— START —

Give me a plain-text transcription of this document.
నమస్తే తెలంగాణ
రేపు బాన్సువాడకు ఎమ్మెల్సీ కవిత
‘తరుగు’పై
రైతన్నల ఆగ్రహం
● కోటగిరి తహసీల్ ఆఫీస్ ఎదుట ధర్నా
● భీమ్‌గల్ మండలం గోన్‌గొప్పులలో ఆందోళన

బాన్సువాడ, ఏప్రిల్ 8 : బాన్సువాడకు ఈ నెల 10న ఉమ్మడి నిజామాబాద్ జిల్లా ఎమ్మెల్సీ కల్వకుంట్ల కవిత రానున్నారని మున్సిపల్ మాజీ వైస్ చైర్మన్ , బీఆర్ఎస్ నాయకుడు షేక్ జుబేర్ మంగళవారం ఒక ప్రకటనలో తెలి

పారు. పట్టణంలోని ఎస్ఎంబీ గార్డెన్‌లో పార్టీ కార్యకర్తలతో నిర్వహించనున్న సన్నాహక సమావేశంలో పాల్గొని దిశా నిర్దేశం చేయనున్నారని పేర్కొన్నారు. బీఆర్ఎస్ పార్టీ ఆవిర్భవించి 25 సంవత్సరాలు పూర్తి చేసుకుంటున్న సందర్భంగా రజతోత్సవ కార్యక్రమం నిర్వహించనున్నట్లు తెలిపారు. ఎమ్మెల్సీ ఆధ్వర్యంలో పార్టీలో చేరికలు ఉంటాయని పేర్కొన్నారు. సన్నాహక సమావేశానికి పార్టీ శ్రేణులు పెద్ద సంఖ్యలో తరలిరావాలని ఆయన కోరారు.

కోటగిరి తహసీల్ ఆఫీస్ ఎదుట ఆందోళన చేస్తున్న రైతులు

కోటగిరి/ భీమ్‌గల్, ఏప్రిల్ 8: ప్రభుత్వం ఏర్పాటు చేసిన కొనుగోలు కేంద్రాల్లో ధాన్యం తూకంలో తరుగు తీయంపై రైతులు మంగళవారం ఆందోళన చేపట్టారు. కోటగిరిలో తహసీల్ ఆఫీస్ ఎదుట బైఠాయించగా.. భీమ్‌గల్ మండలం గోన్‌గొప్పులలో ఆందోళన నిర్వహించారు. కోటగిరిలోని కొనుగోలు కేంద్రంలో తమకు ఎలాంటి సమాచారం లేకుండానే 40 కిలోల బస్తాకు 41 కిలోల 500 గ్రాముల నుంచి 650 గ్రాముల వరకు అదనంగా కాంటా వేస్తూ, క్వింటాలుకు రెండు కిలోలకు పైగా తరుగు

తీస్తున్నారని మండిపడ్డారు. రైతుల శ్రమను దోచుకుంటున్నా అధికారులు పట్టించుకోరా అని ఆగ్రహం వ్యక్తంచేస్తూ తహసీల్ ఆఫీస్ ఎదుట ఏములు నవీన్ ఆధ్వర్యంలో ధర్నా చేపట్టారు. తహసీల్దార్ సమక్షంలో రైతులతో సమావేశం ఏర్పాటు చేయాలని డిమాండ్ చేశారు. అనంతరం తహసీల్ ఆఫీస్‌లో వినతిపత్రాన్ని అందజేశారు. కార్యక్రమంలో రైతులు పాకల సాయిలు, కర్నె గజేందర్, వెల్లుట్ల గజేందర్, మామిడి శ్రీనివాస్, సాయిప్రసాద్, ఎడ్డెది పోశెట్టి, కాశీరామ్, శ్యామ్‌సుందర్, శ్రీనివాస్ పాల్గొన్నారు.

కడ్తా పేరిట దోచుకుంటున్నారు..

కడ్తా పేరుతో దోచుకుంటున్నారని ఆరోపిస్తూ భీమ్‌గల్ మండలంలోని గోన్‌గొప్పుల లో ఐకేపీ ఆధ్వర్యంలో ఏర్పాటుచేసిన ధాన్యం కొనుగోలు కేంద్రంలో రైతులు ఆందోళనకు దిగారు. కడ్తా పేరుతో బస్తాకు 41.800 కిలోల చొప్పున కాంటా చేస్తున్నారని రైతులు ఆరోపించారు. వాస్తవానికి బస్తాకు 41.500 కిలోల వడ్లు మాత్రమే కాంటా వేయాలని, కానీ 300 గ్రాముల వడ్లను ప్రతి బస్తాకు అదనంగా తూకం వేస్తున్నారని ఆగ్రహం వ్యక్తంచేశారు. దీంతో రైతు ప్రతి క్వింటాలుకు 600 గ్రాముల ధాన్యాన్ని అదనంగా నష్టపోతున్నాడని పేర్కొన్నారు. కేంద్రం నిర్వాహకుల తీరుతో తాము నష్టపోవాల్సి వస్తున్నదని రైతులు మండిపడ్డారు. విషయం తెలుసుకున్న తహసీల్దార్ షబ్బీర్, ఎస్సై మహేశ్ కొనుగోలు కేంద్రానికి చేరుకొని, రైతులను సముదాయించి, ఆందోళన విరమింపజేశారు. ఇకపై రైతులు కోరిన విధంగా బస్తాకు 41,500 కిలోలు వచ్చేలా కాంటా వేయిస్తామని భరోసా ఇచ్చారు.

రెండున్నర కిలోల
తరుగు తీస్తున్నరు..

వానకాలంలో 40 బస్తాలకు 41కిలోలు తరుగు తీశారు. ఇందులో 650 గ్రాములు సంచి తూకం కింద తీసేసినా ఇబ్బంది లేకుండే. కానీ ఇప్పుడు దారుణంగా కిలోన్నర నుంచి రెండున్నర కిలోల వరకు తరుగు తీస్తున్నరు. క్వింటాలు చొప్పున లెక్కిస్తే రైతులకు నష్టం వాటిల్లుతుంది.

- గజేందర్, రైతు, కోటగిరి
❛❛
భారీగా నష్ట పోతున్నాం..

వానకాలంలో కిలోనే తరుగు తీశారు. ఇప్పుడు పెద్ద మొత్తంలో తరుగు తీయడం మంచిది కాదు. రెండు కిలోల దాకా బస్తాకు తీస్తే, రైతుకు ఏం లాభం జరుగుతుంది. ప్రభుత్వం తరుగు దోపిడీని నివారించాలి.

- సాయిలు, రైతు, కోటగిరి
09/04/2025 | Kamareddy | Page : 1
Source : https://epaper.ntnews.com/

— END —
— START —

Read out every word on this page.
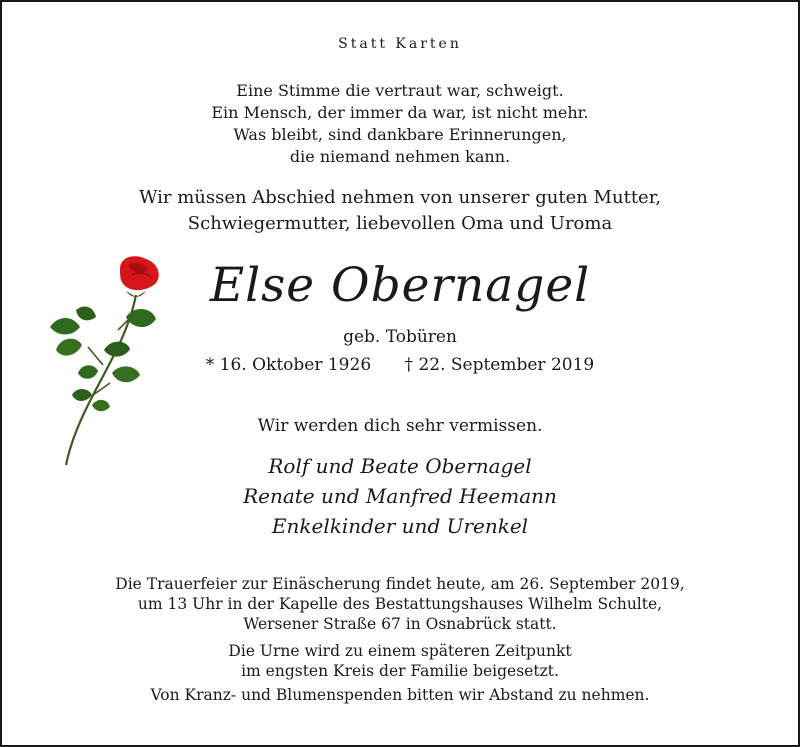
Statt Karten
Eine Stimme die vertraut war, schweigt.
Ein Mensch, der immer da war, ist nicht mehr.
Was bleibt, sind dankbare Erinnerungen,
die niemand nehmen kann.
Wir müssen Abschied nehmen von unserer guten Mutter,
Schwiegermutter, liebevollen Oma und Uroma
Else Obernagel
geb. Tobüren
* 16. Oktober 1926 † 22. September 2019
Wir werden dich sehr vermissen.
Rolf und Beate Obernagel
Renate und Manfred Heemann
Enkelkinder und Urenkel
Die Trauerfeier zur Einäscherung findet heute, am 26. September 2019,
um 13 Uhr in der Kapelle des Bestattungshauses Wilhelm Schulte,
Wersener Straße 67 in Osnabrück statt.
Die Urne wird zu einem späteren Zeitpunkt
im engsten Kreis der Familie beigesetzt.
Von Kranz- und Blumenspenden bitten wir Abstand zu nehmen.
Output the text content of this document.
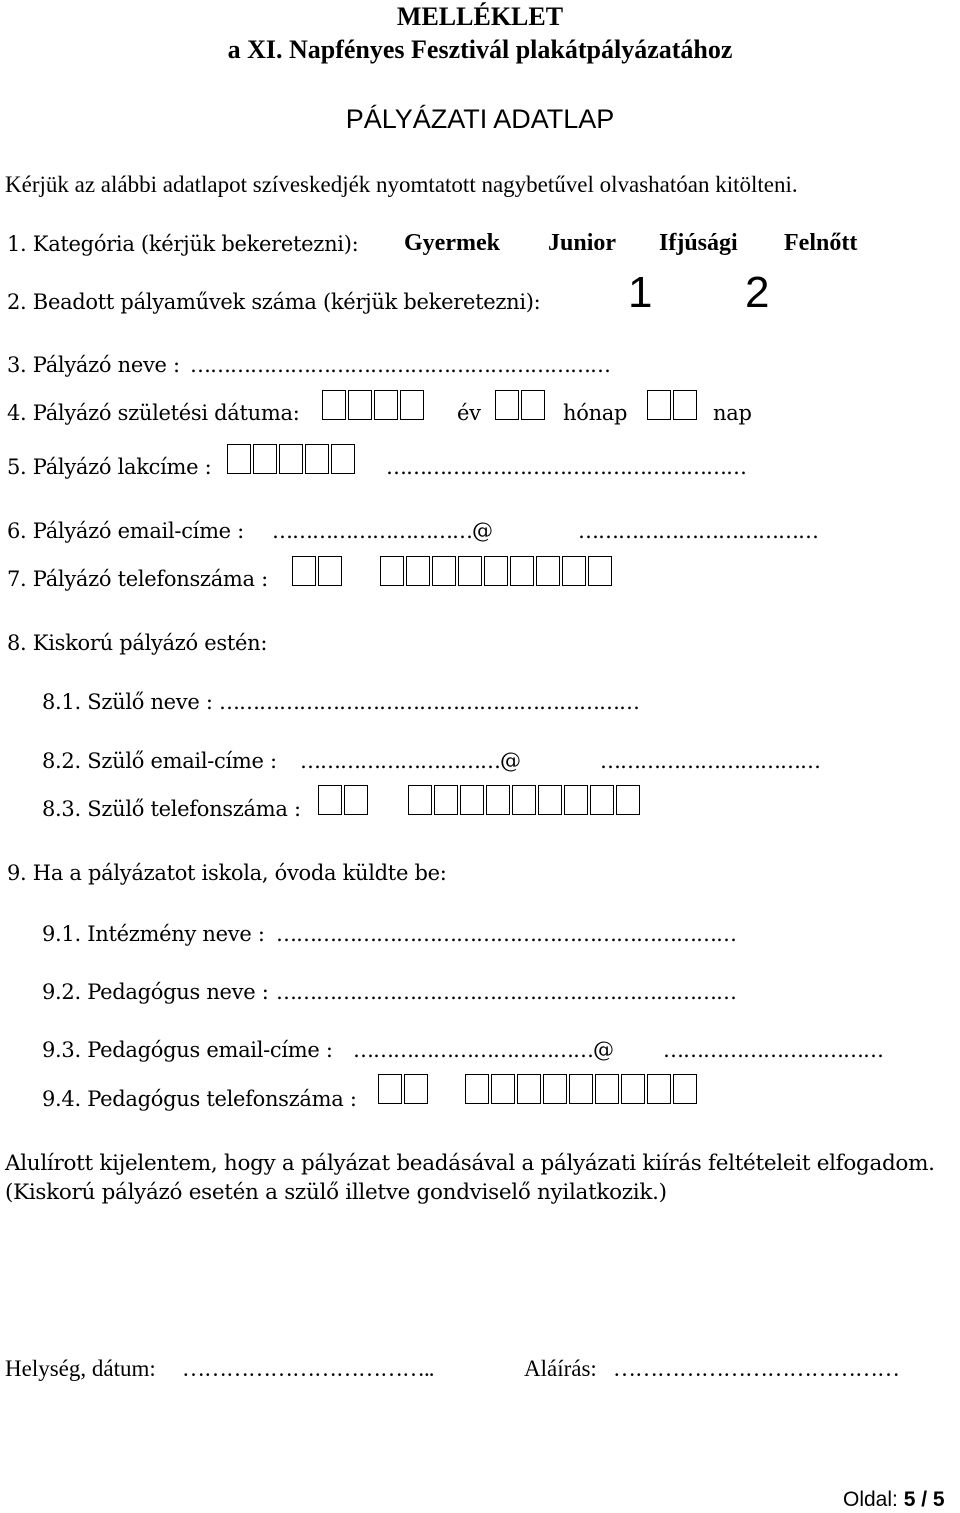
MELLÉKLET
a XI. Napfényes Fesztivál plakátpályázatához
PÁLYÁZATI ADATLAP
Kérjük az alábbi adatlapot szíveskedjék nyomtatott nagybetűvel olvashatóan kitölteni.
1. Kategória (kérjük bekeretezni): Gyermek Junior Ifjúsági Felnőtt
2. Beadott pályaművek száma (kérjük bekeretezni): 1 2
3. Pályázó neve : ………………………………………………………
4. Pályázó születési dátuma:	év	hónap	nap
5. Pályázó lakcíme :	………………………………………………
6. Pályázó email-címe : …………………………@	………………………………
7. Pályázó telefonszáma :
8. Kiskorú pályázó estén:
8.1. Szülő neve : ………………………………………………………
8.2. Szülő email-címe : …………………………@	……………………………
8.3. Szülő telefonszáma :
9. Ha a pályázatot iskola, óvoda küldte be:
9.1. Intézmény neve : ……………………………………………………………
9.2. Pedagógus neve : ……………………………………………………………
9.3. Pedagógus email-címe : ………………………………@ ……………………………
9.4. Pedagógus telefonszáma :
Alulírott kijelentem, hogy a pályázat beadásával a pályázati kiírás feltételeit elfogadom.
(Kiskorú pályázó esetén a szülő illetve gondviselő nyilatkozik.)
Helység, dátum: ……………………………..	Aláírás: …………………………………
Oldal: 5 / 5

— END —

Exercise brief: Pull out all lines in the data above that include "this".

Problem solution:
Give me a plain-text transcription of this document.
Read out every word on this page.
Output the text content of this document.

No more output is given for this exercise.